Technology is advancing at a significant rate with no signs of slowing down. This has a number of benefits for consumers and organisations alike such as less time spent waiting for new software updates and more accurate and efficient technology. However, the cost of having the ‘latest and greatest’ technology is becoming increasingly expensive. As a result, hospitals in New Zealand and Australia often find it difficult to keep pace with the advances as a result of budget constraints.
Total spending on public hospitals from government and non-government sources increased by a marginal 2.7 per cent, totalling $48 billion in 2014-15, according to the 2017 Australian Medical Association (AMA) Public Hospital Report Card. This is 1.7 per cent below the 10-year average increase in funding.
The AMA’s Report Card paints a bleak picture of the public health system, claiming the performance of public hospitals is “essentially frozen at the unsatisfactory levels of previous years”. The report found bed ratios had remained static, emergency department waiting times had worsened remaining well below targets, and elective surgery waiting times had worsened. To top it off, treatment times had only improved by a small margin.
The AMA blames a lack of government funding for “choking [public hospitals’] capacity to provide services”. The Association of Salaried Medical Specialists (ASMS) in New Zealand has reported similar concerns.
All levels of government agree more funding is needed, but many hospitals across the country are still waiting for a boost.
According to the Australian Government’s Productivity Commission and their 2015 report, Efficiency in Health, research has cited “Weaknesses in Australia’s health technology assessment (HTA) system are part of the problem.”
So what solutions are there for hospitals?
If we are to take the quote above and hospitals were to improve how they assess their technology, obsolete and inefficient equipment could be identified and either upgraded or replaced earlier saving a staggering 20 per cent on the $160 billion annual health budget.
But, how can health districts ensure their staff have access to the right equipment, improve patient outcomes and ensure that they stay within budget?
One district which is responsible for 13 hospitals that we have worked with since 2000, has turned to leasing to address these issues.
A key hospital in the district needed to acquire two new CT scanners, however, they were unable to replace their current equipment because of fiscal constraints. This was making it increasingly difficult to provide the high level of service to their patients that they commit to providing, and threatened to increase patient wait times.

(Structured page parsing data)
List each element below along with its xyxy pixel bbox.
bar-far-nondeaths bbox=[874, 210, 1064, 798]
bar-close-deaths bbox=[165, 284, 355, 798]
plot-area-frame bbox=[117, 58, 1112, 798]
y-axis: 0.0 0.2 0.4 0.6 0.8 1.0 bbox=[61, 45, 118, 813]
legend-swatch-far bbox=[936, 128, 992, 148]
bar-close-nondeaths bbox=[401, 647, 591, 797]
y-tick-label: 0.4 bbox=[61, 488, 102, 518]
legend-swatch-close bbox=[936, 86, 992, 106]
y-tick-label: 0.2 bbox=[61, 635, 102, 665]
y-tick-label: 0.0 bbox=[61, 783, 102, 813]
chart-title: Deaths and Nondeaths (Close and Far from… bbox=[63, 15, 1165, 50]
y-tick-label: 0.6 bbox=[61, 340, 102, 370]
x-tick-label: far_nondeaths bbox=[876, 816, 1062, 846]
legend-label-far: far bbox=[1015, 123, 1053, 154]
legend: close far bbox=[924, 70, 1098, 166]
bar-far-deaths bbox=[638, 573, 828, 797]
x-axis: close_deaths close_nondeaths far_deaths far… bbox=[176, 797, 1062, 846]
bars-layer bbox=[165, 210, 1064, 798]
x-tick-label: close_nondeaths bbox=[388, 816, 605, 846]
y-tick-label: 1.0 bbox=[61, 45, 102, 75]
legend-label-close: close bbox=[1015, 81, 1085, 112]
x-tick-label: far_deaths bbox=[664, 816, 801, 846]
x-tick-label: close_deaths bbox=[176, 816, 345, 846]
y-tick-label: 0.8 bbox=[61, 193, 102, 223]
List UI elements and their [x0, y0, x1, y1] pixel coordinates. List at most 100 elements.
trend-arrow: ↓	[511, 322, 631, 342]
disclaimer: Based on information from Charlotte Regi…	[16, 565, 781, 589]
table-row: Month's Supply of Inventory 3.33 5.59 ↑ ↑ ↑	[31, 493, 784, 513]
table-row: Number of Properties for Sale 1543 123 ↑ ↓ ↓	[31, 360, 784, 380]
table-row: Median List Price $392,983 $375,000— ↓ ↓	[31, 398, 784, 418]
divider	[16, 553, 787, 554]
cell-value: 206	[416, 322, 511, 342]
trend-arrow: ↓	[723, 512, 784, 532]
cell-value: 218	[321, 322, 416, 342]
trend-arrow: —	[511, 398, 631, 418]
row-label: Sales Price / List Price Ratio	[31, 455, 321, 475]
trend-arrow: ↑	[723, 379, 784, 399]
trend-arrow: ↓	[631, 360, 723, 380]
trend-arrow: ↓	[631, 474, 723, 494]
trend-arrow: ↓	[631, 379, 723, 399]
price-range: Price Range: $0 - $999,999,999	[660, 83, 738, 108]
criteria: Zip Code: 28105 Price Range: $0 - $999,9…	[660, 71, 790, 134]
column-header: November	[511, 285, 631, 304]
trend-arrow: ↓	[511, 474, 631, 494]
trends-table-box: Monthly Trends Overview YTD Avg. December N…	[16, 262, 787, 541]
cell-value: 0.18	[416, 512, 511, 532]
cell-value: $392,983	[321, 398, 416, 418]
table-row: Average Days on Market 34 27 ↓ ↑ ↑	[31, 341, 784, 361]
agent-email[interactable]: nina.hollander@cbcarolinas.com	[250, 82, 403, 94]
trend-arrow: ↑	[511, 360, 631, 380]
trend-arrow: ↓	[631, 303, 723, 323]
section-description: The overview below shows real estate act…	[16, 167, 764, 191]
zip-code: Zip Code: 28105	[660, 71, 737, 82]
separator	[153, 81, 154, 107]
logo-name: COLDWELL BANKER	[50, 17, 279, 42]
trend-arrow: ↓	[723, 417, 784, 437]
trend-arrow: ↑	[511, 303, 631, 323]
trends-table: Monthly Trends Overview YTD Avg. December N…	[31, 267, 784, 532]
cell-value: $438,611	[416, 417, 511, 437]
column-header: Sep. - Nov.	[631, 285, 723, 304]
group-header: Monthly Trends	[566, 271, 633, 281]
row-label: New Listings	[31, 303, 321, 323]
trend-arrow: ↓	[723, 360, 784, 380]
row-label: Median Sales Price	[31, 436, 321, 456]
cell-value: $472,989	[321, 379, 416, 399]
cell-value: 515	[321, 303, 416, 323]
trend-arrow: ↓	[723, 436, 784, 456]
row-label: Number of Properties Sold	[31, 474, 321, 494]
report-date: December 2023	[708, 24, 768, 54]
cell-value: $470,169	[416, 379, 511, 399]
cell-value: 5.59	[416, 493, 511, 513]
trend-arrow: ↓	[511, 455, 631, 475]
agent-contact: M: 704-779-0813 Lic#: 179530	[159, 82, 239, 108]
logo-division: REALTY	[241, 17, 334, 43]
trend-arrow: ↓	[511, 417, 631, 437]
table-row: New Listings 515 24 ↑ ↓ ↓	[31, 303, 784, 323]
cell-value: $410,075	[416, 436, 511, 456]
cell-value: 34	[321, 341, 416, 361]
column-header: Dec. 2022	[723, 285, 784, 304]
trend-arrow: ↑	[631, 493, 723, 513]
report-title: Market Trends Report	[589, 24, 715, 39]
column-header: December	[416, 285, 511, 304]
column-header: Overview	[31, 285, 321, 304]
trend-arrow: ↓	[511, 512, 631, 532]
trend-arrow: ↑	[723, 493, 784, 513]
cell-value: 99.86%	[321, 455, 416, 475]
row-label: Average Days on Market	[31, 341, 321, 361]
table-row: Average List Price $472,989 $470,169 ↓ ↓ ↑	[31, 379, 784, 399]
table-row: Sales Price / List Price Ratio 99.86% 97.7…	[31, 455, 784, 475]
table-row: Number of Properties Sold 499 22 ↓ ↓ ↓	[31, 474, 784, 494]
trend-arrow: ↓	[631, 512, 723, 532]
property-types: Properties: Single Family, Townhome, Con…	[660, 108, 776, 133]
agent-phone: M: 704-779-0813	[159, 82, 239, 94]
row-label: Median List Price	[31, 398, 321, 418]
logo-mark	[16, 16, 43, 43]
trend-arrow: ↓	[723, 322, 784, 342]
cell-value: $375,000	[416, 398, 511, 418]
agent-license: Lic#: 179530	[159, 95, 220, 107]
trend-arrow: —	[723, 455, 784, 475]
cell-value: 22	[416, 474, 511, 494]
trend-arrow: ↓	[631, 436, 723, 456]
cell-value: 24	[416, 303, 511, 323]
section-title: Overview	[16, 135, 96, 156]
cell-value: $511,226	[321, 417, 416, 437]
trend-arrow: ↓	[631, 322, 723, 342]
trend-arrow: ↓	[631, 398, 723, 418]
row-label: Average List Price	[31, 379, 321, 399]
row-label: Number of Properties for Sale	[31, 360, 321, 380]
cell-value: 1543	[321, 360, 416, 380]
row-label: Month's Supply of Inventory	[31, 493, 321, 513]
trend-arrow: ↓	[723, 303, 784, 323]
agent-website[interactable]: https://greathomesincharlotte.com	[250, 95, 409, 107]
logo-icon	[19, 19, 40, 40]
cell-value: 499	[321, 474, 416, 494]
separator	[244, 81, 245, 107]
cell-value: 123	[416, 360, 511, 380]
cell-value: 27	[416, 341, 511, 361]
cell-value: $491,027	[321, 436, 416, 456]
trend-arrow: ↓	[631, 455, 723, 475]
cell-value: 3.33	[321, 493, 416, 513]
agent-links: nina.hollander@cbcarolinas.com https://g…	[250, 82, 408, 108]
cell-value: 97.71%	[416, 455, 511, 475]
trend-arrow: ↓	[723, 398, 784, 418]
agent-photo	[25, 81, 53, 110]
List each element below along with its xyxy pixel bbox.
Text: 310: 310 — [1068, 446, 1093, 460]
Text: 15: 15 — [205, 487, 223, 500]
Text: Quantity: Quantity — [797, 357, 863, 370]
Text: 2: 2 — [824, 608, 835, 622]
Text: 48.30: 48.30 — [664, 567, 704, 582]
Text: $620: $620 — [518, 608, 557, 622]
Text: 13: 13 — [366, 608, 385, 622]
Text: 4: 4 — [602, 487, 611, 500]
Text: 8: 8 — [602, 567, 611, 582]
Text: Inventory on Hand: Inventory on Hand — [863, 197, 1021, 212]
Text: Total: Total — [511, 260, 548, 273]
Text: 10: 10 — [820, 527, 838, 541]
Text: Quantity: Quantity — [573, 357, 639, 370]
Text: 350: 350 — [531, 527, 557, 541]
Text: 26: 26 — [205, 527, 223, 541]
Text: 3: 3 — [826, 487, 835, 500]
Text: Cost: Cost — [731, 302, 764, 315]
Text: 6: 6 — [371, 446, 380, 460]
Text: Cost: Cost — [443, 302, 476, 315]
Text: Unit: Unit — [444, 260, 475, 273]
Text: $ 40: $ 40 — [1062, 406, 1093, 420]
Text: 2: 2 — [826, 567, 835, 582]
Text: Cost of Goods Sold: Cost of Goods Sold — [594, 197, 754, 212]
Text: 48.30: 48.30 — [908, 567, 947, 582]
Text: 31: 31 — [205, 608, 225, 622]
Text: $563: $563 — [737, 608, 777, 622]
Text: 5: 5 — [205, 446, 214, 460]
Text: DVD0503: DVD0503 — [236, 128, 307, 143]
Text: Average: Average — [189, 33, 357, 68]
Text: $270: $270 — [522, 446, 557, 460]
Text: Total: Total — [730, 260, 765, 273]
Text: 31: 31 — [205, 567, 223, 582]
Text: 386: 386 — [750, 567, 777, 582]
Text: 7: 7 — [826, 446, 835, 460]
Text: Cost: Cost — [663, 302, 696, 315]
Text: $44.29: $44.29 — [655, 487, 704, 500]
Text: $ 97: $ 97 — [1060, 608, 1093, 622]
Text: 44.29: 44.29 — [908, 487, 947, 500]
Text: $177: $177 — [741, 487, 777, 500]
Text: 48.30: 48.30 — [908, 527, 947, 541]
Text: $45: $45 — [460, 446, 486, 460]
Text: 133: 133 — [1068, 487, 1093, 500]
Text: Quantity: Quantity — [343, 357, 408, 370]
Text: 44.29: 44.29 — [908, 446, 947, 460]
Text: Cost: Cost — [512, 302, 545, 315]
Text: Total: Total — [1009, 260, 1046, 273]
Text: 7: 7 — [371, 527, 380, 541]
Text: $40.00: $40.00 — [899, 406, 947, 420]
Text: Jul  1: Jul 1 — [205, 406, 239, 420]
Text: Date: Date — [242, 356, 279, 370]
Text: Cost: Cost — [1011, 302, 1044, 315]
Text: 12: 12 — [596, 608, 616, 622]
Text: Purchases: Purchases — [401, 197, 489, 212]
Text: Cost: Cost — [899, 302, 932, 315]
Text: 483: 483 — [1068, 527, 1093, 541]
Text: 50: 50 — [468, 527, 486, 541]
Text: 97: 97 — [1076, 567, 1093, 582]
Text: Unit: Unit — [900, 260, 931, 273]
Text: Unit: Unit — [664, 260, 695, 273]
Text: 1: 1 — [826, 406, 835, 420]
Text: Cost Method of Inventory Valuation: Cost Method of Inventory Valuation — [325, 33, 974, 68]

- _Task list_
1. Output the passage of the hospital funding text from "All levels of" up to and including "annual health budget.", copied word for word.
2. In the hospital funding text, what was total spending on public hospitals in 2014-15?

- _Solutions below_
1.
All levels of government agree more funding is needed, but many hospitals across the country are still waiting for a boost.
According to the Australian Government’s Productivity Commission and their 2015 report, Efficiency in Health, research has cited “Weaknesses in Australia’s health technology assessment (HTA) system are part of the problem.”
So what solutions are there for hospitals?
If we are to take the quote above and hospitals were to improve how they assess their technology, obsolete and inefficient equipment could be identified and either upgraded or replaced earlier saving a staggering 20 per cent on the $160 billion annual health budget.

2. $48 billion